> **Listing**:
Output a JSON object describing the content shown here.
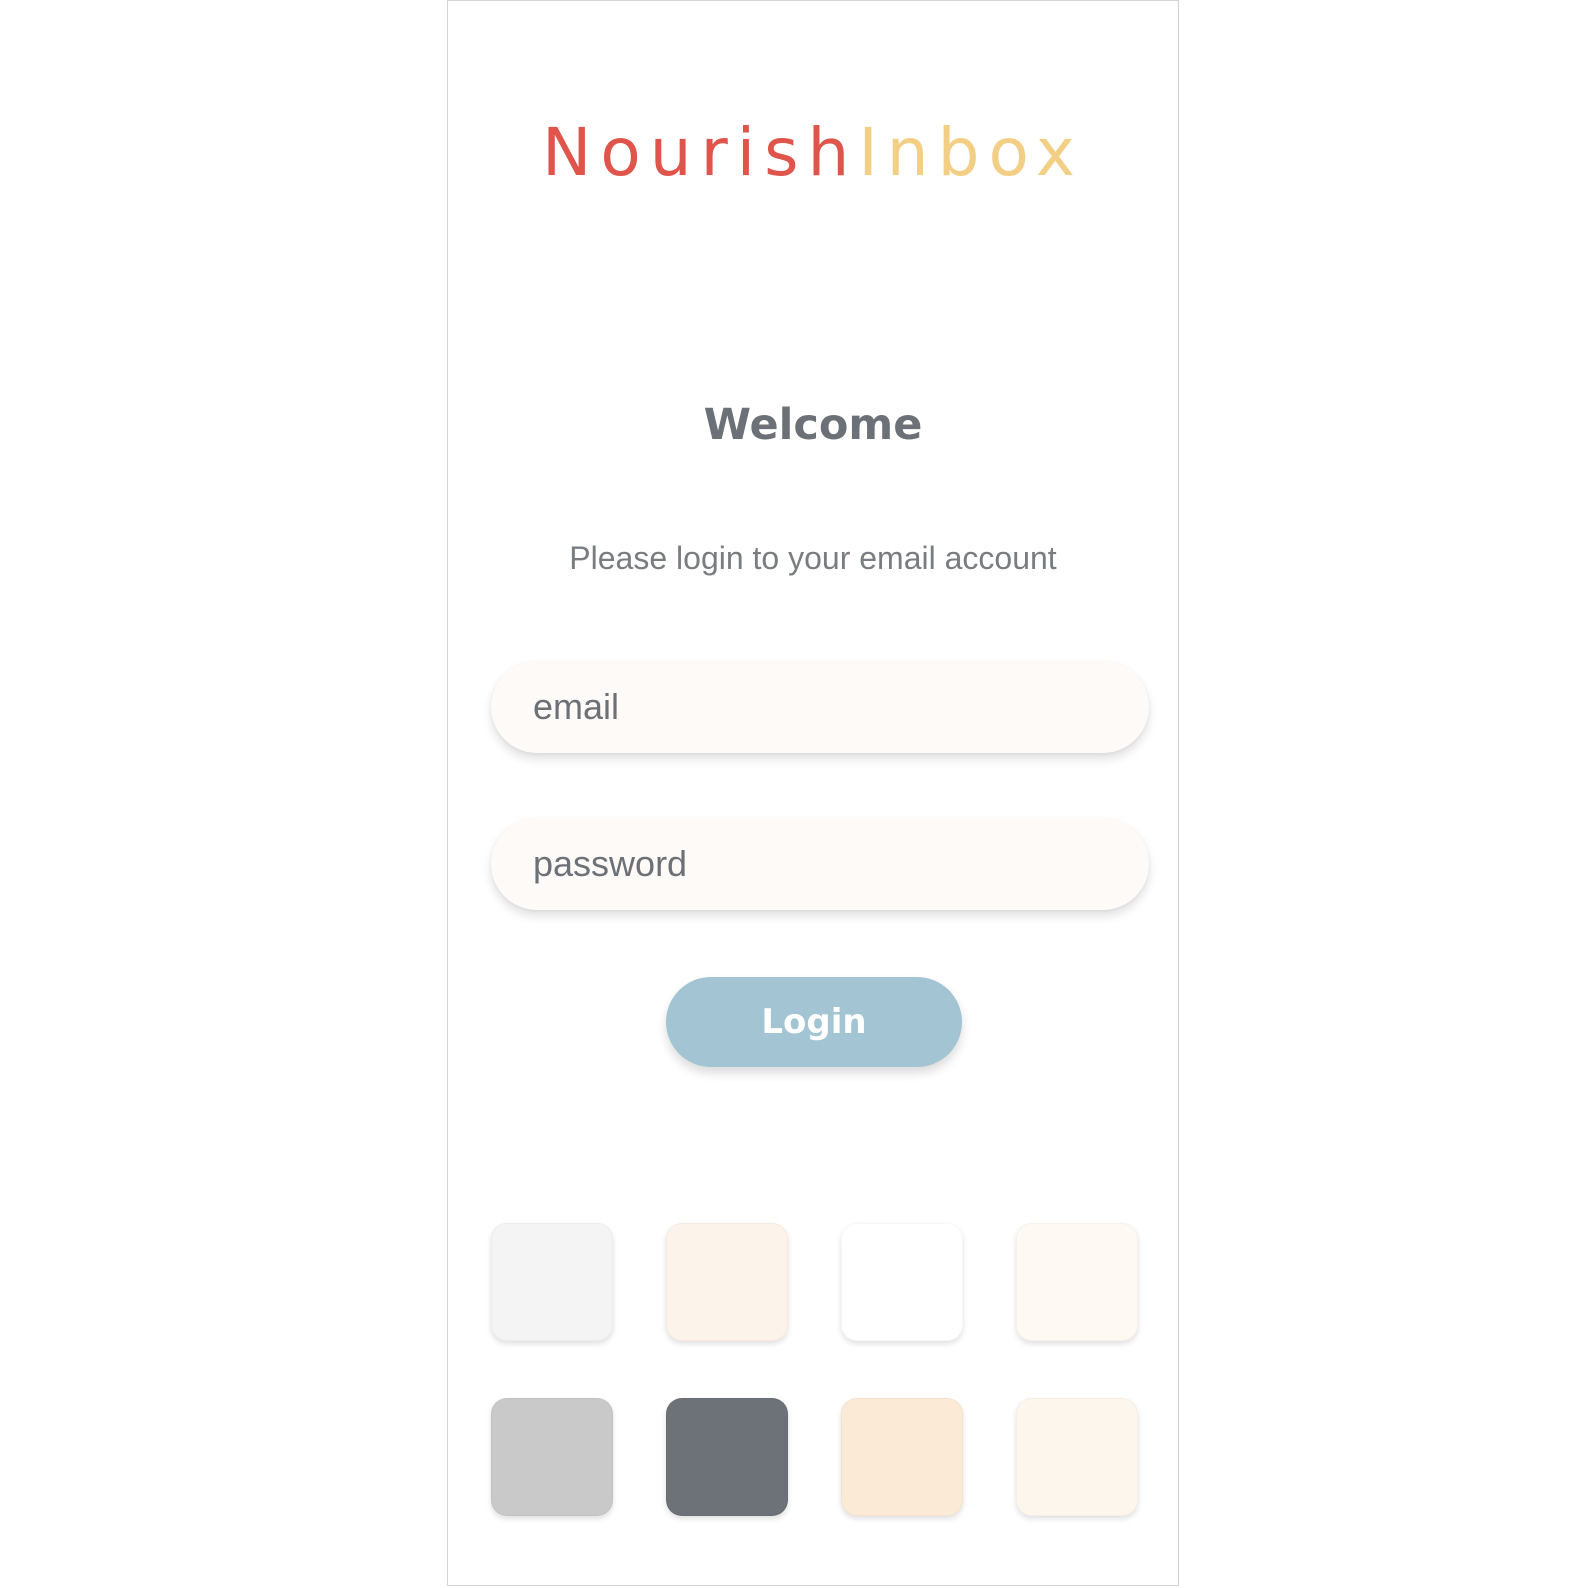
{
  "logo": {
    "part1": "Nourish",
    "part2": "Inbox",
    "colors": {
      "part1": "#e0554b",
      "part2": "#f3cf86"
    }
  },
  "heading": "Welcome",
  "subheading": "Please login to your email account",
  "form": {
    "email_placeholder": "email",
    "password_placeholder": "password",
    "login_label": "Login",
    "login_color": "#a2c4d3"
  },
  "palette": [
    "#f4f4f4",
    "#fcf3ea",
    "#ffffff",
    "#fefaf3",
    "#cac9c9",
    "#6c7278",
    "#fbead6",
    "#fdf6ed"
  ]
}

> **Problem to solve**:
Show, from the listing above, each line that contains the word "email".

> **Response below**:
  "subheading": "Please login to your email account",
    "email_placeholder": "email",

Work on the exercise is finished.